··· 文本段落 ···

介绍
Caffe2 core code中与tensor相关的可见于以下几个文件。
$ ls tensor
tensor.cc tensor.h tensor_int8.cc tensor_int8.h
Tensor是Caffe2中的连续内存区域抽象表示。真正的caffe2 code中Tensor主要作为一个内存抽象APIs集合来供外部如Operator等对象来使用,其内部的大多数功能都实际依靠TensorImpl这个类来完成。TensorImpl的主要成员有两个,一个为dims_,它包含了当下内存的维度层次表示,另外一个则为storage_,它是一个Storage对象,亦是一个wrapper,实际起作用的为StorageImple,里面包含了此内存的实际地址,包含元素的类型(TypeMeta)等,同Tensor与TensorImpl的结构类似。
新一版Caffe2里面使用了许多Aten(有名的Tensor操作库,之前主要由Pytorch来使用)里的元素。像TensorImpl与Storage都是c10::intrusive_ptr_target的子类,内部自带了引用计数的操作。自然Tensor里在调用它们时都是通过使用类型为c10::intrusive_ptr的成员来做的。
下面我们将分别介绍下StorageImpl,Storage,TensorImpl及Tensor的内容。至于c10::intrusive_ptr_target与c10::intrusive_ptr多属于Aten的内容,在这里暂不作过多说明。
StorageImpl
新的Tensor实现里不再以Template的形式来支持不同类型的Context,而是通过将Tensor实现所需的DeviceType在构造时传入,并再转而构造一个Device specific的Storage对象来实现不同Device context支持。Storage里面的大多数功能都通过StorageImpl来实现。
下面的StorageImpl构造函数可以看出这一作法。
explicit StorageImpl(DeviceType device_type) : device_type_(device_type) {}
StorageImpl(DeviceType device_type, TypeMeta data_type)
: data_type_(data_type), device_type_(device_type) {}
当然更常用的是我们同时指出管理内存的实际地址、包含空间大小、上面元素的类型及对其进行删除的方法。如下所示:
template <typename Deleter = MemoryDeleter>
StorageImpl(
DeviceType device_type,
TypeMeta data_type,
void* src,
size_t capacity,
Deleter d = nullptr)
: data_type_(data_type), device_type_(device_type) {
CAFFE_ENFORCE_WITH_CALLER(
data_type_.id() != TypeIdentifier::uninitialized(),
"To create storage with a raw external pointer you need to pass in an "
"initialized data_type(TypeMeta).");
// Check if the deleter is a MemoryDeleter and is a simple nullptr.
if (std::is_same<MemoryDeleter, Deleter>::value &&
reinterpret_cast<MemoryDeleter*>(static_cast<void*>(&d))[0] ==
nullptr) {
// Use aliasing constructor trick to avoid calling the destructor.
data_ptr_ = std::shared_ptr<void>(std::shared_ptr<void>(), src);
} else {
data_ptr_.reset(src, d);
}
capacity_ = capacity;
}
明白了StorageImpl里面所含有的基本成员,我们就清楚了它所能提供的对这些成员进行操作的一些方法,举例如下:
...........
...........
void reset() {
data_ptr_.reset();
capacity_ = 0;
}
template <typename T>
inline bool IsType() const {
return data_type_.Match<T>();
}
void* data() const {
return data_ptr_.get();
}
void* data() {
return data_ptr_.get();
}
DataPtr& data_ptr() {
return data_ptr_;
}
...........

··· 原始数据 ···

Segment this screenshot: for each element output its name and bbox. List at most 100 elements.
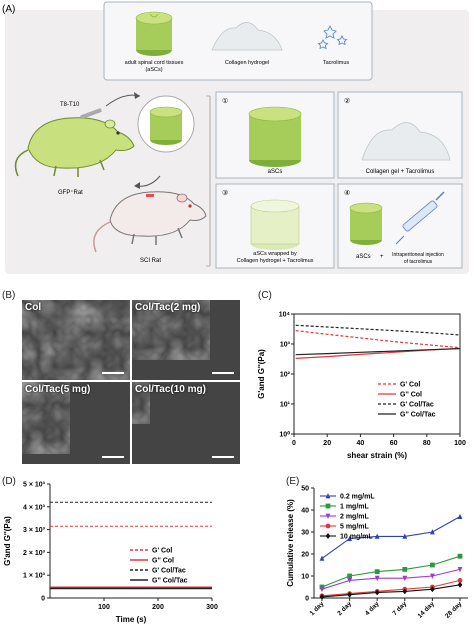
- data-point: [457, 553, 463, 559]
- sem-image-col-tac-5mg: Col/Tac(5 mg): [22, 382, 130, 464]
- data-point: [325, 523, 331, 529]
- data-point: [319, 555, 325, 561]
- y-tick-label: 5 × 10³: [23, 482, 46, 489]
- hydrogel-label: Collagen hydrogel: [225, 60, 269, 66]
- y-tick-label: 10: [301, 574, 309, 581]
- group-4-number: ④: [344, 189, 350, 197]
- panel-a-schematic: (A) adult spinal cord tissues (aSCs) Col…: [2, 1, 469, 274]
- group-box-4: ④ aSCs + Intraperitoneal injection of ta…: [337, 183, 463, 269]
- scale-bar: [102, 456, 124, 458]
- x-tick-label: 1 day: [309, 600, 326, 617]
- sem-image-col-tac-2mg: Col/Tac(2 mg): [132, 300, 240, 380]
- group-4-plus: +: [380, 254, 384, 260]
- data-point: [347, 573, 352, 579]
- legend-label: 1 mg/mL: [340, 504, 370, 511]
- sem-image-col-tac-2mg-label: Col/Tac(2 mg): [135, 302, 201, 313]
- data-point: [430, 573, 435, 579]
- legend-label: G' Col: [152, 548, 172, 555]
- y-tick-label: 50: [301, 486, 309, 493]
- data-point: [457, 578, 463, 583]
- y-axis-label: Cumulative release (%): [286, 499, 295, 587]
- y-axis-label: G'and G''(Pa): [257, 349, 266, 399]
- y-tick-label: 10¹: [280, 402, 291, 409]
- data-point: [347, 535, 352, 541]
- data-point: [347, 578, 352, 584]
- data-point: [374, 533, 380, 539]
- x-axis-label: shear strain (%): [347, 451, 407, 460]
- legend-label: G'' Col: [152, 558, 174, 565]
- sem-image-col-tac-10mg-label: Col/Tac(10 mg): [135, 384, 206, 395]
- x-tick-label: 80: [423, 440, 431, 447]
- group-box-1: ① aSCs: [215, 91, 335, 179]
- surgery-level-label: T8-T10: [60, 102, 80, 108]
- y-tick-label: 3 × 10³: [23, 527, 46, 534]
- syringe-icon: [395, 191, 445, 245]
- scale-bar: [212, 372, 234, 374]
- chart-c-strain-sweep: 0 20 40 60 80 100 10⁰ 10¹ 10² 10³ 10⁴ shear strain …: [257, 312, 466, 461]
- legend-label: G'' Col/Tac: [400, 412, 436, 419]
- data-point: [325, 493, 331, 499]
- panel-c-label: (C): [258, 290, 272, 301]
- group-1-number: ①: [222, 97, 228, 105]
- scalpel-icon: [80, 108, 102, 120]
- tacrolimus-label: Tacrolimus: [323, 60, 350, 66]
- legend-label: 10 mg/mL: [340, 534, 373, 541]
- x-tick-label: 40: [357, 440, 365, 447]
- sem-image-col-label: Col: [25, 302, 42, 313]
- y-tick-label: 10⁴: [279, 312, 291, 319]
- data-point: [319, 586, 325, 593]
- legend-label: G'' Col/Tac: [152, 578, 188, 585]
- sci-rat-label: SCI Rat: [140, 258, 161, 264]
- data-point: [402, 575, 408, 582]
- x-tick-label: 14 day: [417, 600, 437, 620]
- asc-label: adult spinal cord tissues: [125, 60, 184, 66]
- y-tick-label: 4 × 10³: [23, 504, 46, 511]
- series-line-1: [321, 555, 461, 588]
- scale-bar: [212, 456, 234, 458]
- legend-label: G' Col/Tac: [400, 402, 434, 409]
- sem-image-col-tac-10mg: Col/Tac(10 mg): [132, 382, 240, 464]
- x-tick-label: 7 day: [392, 600, 409, 617]
- x-tick-label: 200: [152, 604, 164, 611]
- data-point: [325, 533, 331, 539]
- y-tick-label: 20: [301, 552, 309, 559]
- legend-label: 5 mg/mL: [340, 524, 370, 531]
- y-tick-label: 1 × 10³: [23, 573, 46, 580]
- group-3-number: ③: [222, 189, 228, 197]
- gfp-rat-label: GFP⁺Rat: [58, 189, 83, 196]
- data-point: [374, 569, 380, 574]
- legend-label: G' Col: [400, 382, 420, 389]
- group-4-caption-3: of tacrolimus: [404, 259, 433, 265]
- x-tick-label: 0: [292, 440, 296, 447]
- series-line-3: [321, 579, 461, 597]
- data-point: [325, 503, 331, 509]
- group-3-caption: aSCs wrapped by: [253, 251, 297, 257]
- sem-image-col: Col: [22, 300, 130, 380]
- data-point: [457, 567, 463, 573]
- panel-e-label: (E): [286, 476, 300, 487]
- x-tick-label: 20: [323, 440, 331, 447]
- x-tick-label: 60: [390, 440, 398, 447]
- group-3-caption-2: Collagen hydrogel + Tacrolimus: [237, 258, 314, 264]
- series-line-0: [321, 516, 461, 559]
- data-point: [430, 586, 435, 593]
- data-point: [347, 591, 352, 598]
- x-tick-label: 300: [206, 604, 218, 611]
- group-4-caption: aSCs: [356, 254, 371, 260]
- y-tick-label: 0: [305, 596, 309, 603]
- y-tick-label: 10²: [280, 372, 291, 379]
- asc-graft-icon: [149, 106, 183, 145]
- legend-label: G'' Col: [400, 392, 422, 399]
- series-line-0: [295, 330, 461, 349]
- group-box-2: ② Collagen gel + Tacrolimus: [337, 91, 463, 179]
- series-line-2: [321, 568, 461, 590]
- group-box-3: ③ aSCs wrapped by Collagen hydrogel + Ta…: [215, 183, 335, 269]
- tacrolimus-icon: [317, 24, 348, 50]
- scale-bar: [102, 372, 124, 374]
- group-1-caption: aSCs: [268, 169, 283, 175]
- chart-e-release-profile: 0 10 20 30 40 50 1 day 2 day 4 day 7 day 14 day 28 …: [286, 486, 468, 620]
- x-axis-label: Time (s): [116, 615, 147, 624]
- collagen-hydrogel-icon: [211, 22, 283, 51]
- gfp-rat-illustration: [14, 117, 135, 177]
- panel-d-label: (D): [2, 476, 16, 487]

···

任务说明 ▸
根据上面关于Caffe2 Tensor的文章回答下列问题：
1. TensorImpl的两个主要成员是什么？
2. 新一版Caffe2使用了哪个库里的许多元素？该库之前主要由什么来使用？
3. StorageImpl的reset()方法会把capacity_设为多少？

参考答案 ▸
1. dims_和storage_。
2. Aten；之前主要由Pytorch来使用。
3. 0。